Given exercise:
Copy out every line that contains the word "grid".

Data extracted from a collection:
-.-.-

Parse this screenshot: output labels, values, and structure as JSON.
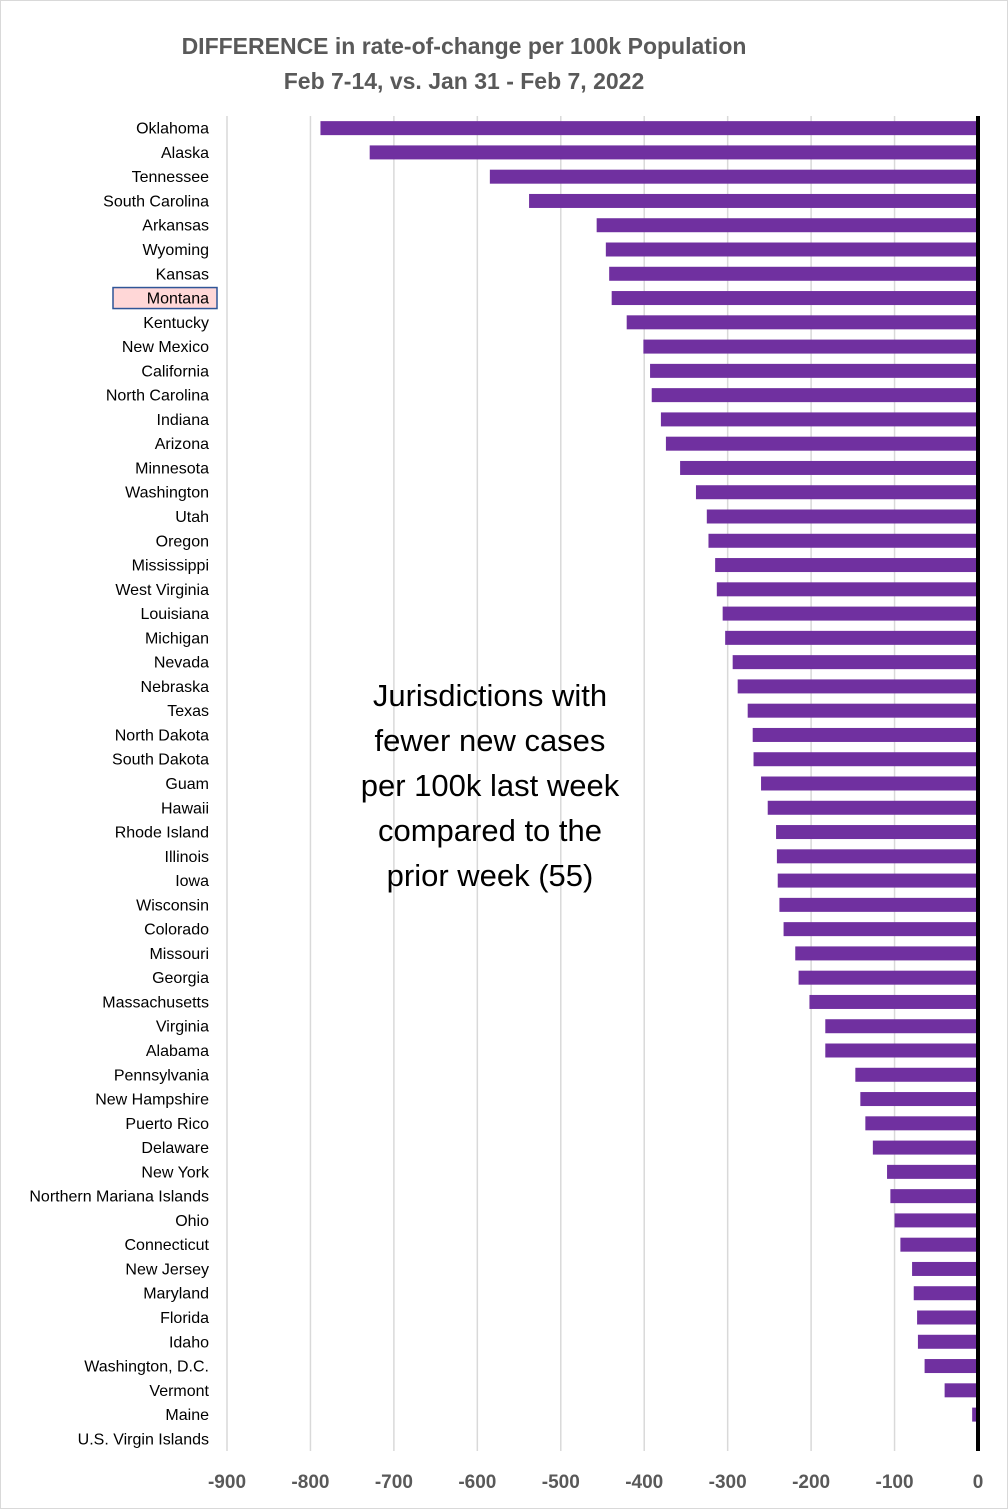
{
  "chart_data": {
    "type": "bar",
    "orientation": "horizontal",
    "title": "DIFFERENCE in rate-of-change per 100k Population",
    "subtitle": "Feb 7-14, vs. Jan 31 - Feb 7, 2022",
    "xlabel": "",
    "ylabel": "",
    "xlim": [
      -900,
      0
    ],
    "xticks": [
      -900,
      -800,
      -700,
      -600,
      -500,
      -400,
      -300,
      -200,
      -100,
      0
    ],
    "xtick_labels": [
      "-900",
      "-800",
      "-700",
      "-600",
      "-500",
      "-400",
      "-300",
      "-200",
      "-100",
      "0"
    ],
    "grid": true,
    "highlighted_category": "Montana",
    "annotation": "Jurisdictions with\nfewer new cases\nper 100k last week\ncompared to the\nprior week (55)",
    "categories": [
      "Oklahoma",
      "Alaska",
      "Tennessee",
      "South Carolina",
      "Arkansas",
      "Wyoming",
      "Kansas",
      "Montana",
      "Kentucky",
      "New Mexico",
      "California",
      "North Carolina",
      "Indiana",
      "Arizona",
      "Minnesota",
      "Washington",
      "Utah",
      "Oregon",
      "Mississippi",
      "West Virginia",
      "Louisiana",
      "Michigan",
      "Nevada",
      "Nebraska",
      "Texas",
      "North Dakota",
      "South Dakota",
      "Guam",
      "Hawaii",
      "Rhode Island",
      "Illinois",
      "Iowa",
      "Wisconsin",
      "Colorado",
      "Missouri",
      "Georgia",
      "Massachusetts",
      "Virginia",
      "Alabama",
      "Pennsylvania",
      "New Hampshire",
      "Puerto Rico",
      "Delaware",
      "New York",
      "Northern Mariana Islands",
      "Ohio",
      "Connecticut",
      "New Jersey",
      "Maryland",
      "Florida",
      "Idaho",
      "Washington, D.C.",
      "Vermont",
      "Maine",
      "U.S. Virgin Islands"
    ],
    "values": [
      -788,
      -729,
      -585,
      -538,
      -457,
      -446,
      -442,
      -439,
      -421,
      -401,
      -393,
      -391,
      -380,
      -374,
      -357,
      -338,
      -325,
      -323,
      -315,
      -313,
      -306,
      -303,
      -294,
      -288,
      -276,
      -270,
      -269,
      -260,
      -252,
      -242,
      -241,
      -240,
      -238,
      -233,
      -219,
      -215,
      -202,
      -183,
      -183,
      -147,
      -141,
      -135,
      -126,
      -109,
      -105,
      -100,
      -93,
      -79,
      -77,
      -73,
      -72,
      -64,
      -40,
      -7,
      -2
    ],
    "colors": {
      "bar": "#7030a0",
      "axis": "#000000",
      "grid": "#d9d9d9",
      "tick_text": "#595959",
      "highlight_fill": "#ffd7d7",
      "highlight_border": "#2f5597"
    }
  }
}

-.-.-

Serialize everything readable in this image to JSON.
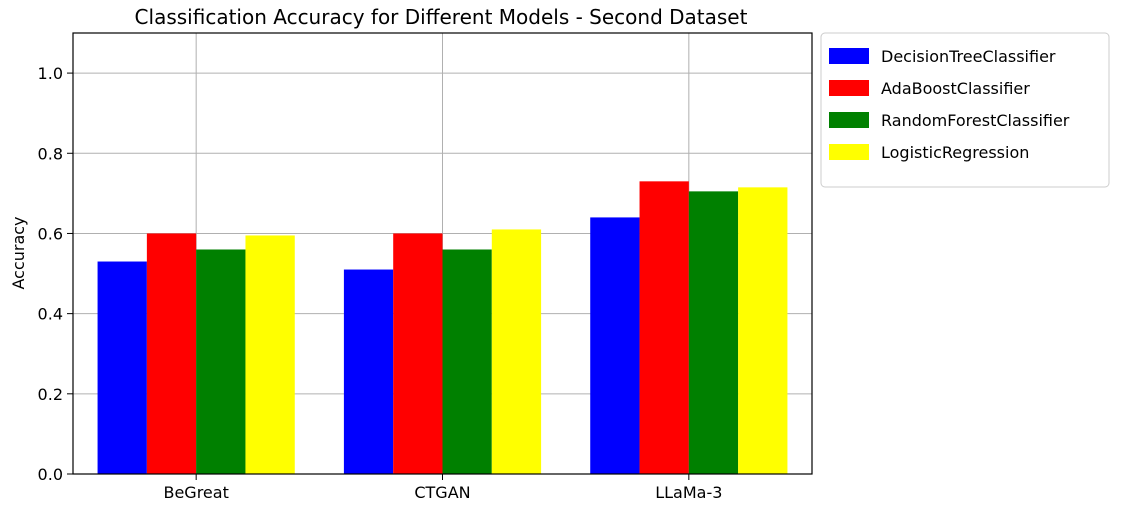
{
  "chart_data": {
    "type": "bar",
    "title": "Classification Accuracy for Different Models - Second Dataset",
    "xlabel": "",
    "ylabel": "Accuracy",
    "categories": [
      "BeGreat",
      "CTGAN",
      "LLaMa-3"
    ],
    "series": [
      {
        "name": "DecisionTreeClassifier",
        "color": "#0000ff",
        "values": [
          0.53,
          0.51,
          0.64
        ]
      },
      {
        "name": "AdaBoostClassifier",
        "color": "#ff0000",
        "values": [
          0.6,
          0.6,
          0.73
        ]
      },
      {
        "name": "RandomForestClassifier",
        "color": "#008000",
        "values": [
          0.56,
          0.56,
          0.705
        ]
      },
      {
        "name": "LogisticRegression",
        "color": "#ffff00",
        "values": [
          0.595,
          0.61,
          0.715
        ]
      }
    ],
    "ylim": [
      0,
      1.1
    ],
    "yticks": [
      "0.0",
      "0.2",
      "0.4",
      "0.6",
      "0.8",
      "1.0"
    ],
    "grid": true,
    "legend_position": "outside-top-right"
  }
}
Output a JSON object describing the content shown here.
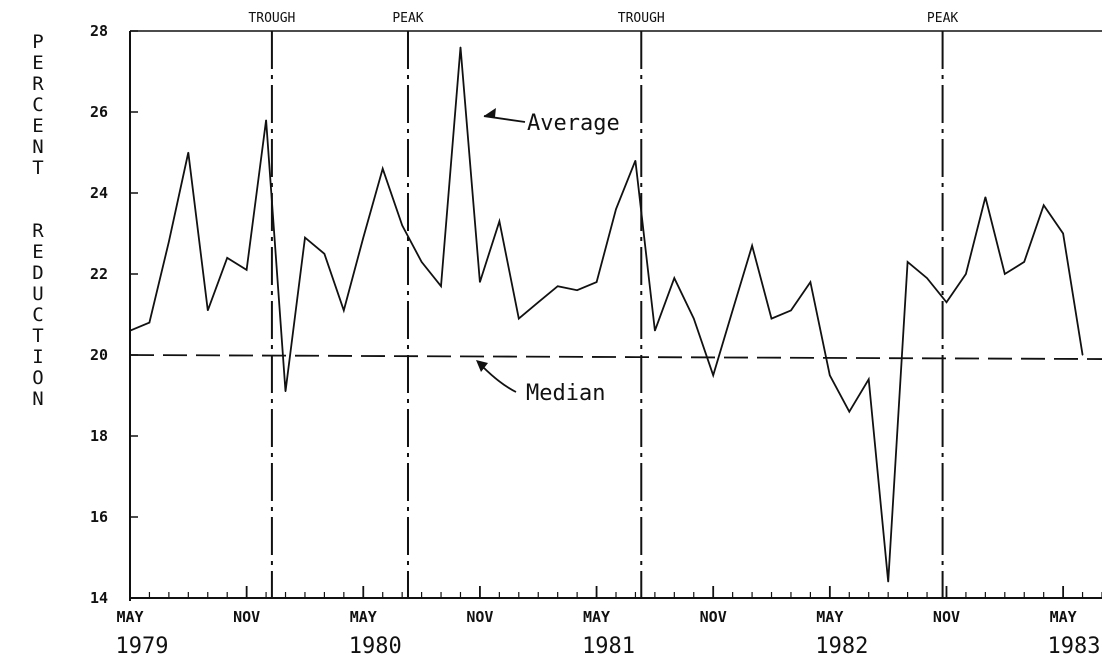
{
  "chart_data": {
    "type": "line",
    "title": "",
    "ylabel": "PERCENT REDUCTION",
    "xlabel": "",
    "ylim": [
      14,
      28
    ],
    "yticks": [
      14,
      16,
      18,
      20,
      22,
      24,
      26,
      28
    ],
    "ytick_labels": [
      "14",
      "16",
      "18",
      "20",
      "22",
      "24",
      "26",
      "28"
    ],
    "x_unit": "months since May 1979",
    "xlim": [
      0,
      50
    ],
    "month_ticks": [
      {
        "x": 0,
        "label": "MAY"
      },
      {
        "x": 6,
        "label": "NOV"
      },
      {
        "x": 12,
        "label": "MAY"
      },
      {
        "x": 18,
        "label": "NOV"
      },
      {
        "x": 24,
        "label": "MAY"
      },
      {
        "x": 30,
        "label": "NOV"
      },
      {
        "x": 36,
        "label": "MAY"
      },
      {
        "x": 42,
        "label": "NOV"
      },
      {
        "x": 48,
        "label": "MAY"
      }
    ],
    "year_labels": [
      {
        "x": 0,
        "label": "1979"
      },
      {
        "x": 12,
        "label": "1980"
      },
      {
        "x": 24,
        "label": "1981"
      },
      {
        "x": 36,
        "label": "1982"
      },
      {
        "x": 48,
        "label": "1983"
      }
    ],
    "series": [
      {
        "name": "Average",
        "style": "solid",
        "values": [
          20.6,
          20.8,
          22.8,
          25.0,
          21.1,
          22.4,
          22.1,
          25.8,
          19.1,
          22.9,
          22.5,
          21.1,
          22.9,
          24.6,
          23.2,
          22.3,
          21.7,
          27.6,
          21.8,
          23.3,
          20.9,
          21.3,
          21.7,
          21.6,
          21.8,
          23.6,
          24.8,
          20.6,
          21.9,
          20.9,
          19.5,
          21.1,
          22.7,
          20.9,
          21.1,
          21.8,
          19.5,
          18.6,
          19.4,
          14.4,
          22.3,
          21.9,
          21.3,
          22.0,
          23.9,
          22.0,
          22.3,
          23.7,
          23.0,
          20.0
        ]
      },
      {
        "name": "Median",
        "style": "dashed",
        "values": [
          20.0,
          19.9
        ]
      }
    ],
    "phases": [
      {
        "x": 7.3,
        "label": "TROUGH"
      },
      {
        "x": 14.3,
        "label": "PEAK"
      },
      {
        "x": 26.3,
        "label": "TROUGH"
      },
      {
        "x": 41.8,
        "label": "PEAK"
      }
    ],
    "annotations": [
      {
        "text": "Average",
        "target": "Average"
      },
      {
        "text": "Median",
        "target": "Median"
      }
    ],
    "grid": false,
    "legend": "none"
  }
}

-.-.-

Result of the exercise:
    "grid": true,
      "grid": "#d9d9d9",
    "grid": true,
    "grid": false,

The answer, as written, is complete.